**GIVEN EXERCISE**
Could you output each line of the data that follows exactly?

═══

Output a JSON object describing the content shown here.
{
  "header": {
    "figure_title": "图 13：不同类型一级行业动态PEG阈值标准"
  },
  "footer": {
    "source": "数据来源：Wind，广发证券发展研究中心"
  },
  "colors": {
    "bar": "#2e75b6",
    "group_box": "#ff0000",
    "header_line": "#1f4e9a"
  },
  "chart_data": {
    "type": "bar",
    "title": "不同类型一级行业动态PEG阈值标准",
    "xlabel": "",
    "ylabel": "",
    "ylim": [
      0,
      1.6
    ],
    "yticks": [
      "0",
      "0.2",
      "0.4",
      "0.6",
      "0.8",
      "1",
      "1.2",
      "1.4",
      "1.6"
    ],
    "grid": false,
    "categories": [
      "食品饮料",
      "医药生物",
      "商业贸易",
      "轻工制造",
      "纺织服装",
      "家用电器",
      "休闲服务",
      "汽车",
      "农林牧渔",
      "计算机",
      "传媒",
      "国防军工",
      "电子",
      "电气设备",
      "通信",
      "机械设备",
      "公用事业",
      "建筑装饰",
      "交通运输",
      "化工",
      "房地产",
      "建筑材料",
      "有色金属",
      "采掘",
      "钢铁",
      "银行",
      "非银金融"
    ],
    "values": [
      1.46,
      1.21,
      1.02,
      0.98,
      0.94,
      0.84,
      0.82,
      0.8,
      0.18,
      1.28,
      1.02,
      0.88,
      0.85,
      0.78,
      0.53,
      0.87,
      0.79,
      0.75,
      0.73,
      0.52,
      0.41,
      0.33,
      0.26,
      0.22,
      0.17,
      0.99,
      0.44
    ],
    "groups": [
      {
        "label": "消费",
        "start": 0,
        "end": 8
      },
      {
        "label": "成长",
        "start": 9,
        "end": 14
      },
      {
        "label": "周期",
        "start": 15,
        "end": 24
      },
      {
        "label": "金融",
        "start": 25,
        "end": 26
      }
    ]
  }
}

═══

**EXPECTED ANSWER**
Output a JSON object describing the content shown here.
{
  "header": {
    "figure_title": "图 13：不同类型一级行业动态PEG阈值标准"
  },
  "footer": {
    "source": "数据来源：Wind，广发证券发展研究中心"
  },
  "colors": {
    "bar": "#2e75b6",
    "group_box": "#ff0000",
    "header_line": "#1f4e9a"
  },
  "chart_data": {
    "type": "bar",
    "title": "不同类型一级行业动态PEG阈值标准",
    "xlabel": "",
    "ylabel": "",
    "ylim": [
      0,
      1.6
    ],
    "yticks": [
      "0",
      "0.2",
      "0.4",
      "0.6",
      "0.8",
      "1",
      "1.2",
      "1.4",
      "1.6"
    ],
    "grid": false,
    "categories": [
      "食品饮料",
      "医药生物",
      "商业贸易",
      "轻工制造",
      "纺织服装",
      "家用电器",
      "休闲服务",
      "汽车",
      "农林牧渔",
      "计算机",
      "传媒",
      "国防军工",
      "电子",
      "电气设备",
      "通信",
      "机械设备",
      "公用事业",
      "建筑装饰",
      "交通运输",
      "化工",
      "房地产",
      "建筑材料",
      "有色金属",
      "采掘",
      "钢铁",
      "银行",
      "非银金融"
    ],
    "values": [
      1.46,
      1.21,
      1.02,
      0.98,
      0.94,
      0.84,
      0.82,
      0.8,
      0.18,
      1.28,
      1.02,
      0.88,
      0.85,
      0.78,
      0.53,
      0.87,
      0.79,
      0.75,
      0.73,
      0.52,
      0.41,
      0.33,
      0.26,
      0.22,
      0.17,
      0.99,
      0.44
    ],
    "groups": [
      {
        "label": "消费",
        "start": 0,
        "end": 8
      },
      {
        "label": "成长",
        "start": 9,
        "end": 14
      },
      {
        "label": "周期",
        "start": 15,
        "end": 24
      },
      {
        "label": "金融",
        "start": 25,
        "end": 26
      }
    ]
  }
}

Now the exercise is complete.